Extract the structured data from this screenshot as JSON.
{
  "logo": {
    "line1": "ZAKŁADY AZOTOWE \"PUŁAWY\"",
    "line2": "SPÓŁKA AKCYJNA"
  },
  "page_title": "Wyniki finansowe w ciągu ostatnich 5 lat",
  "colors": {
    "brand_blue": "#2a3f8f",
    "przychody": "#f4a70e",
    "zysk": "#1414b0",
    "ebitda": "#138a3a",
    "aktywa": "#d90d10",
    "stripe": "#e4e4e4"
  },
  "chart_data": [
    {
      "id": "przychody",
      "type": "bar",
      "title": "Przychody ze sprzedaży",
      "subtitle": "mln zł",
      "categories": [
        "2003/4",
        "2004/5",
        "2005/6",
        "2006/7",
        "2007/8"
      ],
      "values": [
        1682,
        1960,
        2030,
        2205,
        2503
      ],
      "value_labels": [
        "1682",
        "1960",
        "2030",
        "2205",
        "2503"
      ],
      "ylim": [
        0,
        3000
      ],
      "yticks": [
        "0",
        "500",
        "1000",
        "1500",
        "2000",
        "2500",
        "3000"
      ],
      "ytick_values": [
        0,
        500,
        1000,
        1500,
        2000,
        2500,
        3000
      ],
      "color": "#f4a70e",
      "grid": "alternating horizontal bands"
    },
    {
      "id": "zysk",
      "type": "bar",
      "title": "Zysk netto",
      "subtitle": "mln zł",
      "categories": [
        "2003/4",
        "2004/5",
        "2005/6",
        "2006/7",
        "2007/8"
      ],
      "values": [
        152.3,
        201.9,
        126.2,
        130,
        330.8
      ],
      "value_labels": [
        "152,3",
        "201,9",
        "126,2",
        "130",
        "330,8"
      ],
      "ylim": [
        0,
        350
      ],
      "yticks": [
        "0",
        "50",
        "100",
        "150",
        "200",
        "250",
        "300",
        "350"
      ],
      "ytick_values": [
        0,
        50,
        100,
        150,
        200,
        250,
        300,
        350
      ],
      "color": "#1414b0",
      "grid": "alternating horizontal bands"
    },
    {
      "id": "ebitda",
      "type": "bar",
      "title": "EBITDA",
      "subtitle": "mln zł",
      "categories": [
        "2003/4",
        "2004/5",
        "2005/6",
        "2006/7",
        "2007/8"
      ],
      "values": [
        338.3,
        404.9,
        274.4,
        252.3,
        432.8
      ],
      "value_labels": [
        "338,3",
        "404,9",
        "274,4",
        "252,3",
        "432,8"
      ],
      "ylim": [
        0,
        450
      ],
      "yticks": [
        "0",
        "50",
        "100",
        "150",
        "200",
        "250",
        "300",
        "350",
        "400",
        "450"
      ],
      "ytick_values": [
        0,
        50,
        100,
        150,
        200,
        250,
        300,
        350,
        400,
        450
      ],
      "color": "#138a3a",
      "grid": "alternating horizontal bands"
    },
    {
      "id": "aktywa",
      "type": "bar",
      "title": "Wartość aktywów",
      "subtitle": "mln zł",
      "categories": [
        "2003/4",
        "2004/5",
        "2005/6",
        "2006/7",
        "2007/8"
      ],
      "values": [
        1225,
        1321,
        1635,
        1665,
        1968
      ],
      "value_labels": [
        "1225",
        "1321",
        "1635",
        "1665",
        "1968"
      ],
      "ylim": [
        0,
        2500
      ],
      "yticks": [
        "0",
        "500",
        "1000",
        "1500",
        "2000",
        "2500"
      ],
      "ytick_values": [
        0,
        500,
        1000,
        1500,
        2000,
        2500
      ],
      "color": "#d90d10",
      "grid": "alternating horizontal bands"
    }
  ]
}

- Exercise:
Write out every entry verbatim.

- Result below:
Extract the structured data from this screenshot as JSON.
{
  "logo": {
    "line1": "ZAKŁADY AZOTOWE \"PUŁAWY\"",
    "line2": "SPÓŁKA AKCYJNA"
  },
  "page_title": "Wyniki finansowe w ciągu ostatnich 5 lat",
  "colors": {
    "brand_blue": "#2a3f8f",
    "przychody": "#f4a70e",
    "zysk": "#1414b0",
    "ebitda": "#138a3a",
    "aktywa": "#d90d10",
    "stripe": "#e4e4e4"
  },
  "chart_data": [
    {
      "id": "przychody",
      "type": "bar",
      "title": "Przychody ze sprzedaży",
      "subtitle": "mln zł",
      "categories": [
        "2003/4",
        "2004/5",
        "2005/6",
        "2006/7",
        "2007/8"
      ],
      "values": [
        1682,
        1960,
        2030,
        2205,
        2503
      ],
      "value_labels": [
        "1682",
        "1960",
        "2030",
        "2205",
        "2503"
      ],
      "ylim": [
        0,
        3000
      ],
      "yticks": [
        "0",
        "500",
        "1000",
        "1500",
        "2000",
        "2500",
        "3000"
      ],
      "ytick_values": [
        0,
        500,
        1000,
        1500,
        2000,
        2500,
        3000
      ],
      "color": "#f4a70e",
      "grid": "alternating horizontal bands"
    },
    {
      "id": "zysk",
      "type": "bar",
      "title": "Zysk netto",
      "subtitle": "mln zł",
      "categories": [
        "2003/4",
        "2004/5",
        "2005/6",
        "2006/7",
        "2007/8"
      ],
      "values": [
        152.3,
        201.9,
        126.2,
        130,
        330.8
      ],
      "value_labels": [
        "152,3",
        "201,9",
        "126,2",
        "130",
        "330,8"
      ],
      "ylim": [
        0,
        350
      ],
      "yticks": [
        "0",
        "50",
        "100",
        "150",
        "200",
        "250",
        "300",
        "350"
      ],
      "ytick_values": [
        0,
        50,
        100,
        150,
        200,
        250,
        300,
        350
      ],
      "color": "#1414b0",
      "grid": "alternating horizontal bands"
    },
    {
      "id": "ebitda",
      "type": "bar",
      "title": "EBITDA",
      "subtitle": "mln zł",
      "categories": [
        "2003/4",
        "2004/5",
        "2005/6",
        "2006/7",
        "2007/8"
      ],
      "values": [
        338.3,
        404.9,
        274.4,
        252.3,
        432.8
      ],
      "value_labels": [
        "338,3",
        "404,9",
        "274,4",
        "252,3",
        "432,8"
      ],
      "ylim": [
        0,
        450
      ],
      "yticks": [
        "0",
        "50",
        "100",
        "150",
        "200",
        "250",
        "300",
        "350",
        "400",
        "450"
      ],
      "ytick_values": [
        0,
        50,
        100,
        150,
        200,
        250,
        300,
        350,
        400,
        450
      ],
      "color": "#138a3a",
      "grid": "alternating horizontal bands"
    },
    {
      "id": "aktywa",
      "type": "bar",
      "title": "Wartość aktywów",
      "subtitle": "mln zł",
      "categories": [
        "2003/4",
        "2004/5",
        "2005/6",
        "2006/7",
        "2007/8"
      ],
      "values": [
        1225,
        1321,
        1635,
        1665,
        1968
      ],
      "value_labels": [
        "1225",
        "1321",
        "1635",
        "1665",
        "1968"
      ],
      "ylim": [
        0,
        2500
      ],
      "yticks": [
        "0",
        "500",
        "1000",
        "1500",
        "2000",
        "2500"
      ],
      "ytick_values": [
        0,
        500,
        1000,
        1500,
        2000,
        2500
      ],
      "color": "#d90d10",
      "grid": "alternating horizontal bands"
    }
  ]
}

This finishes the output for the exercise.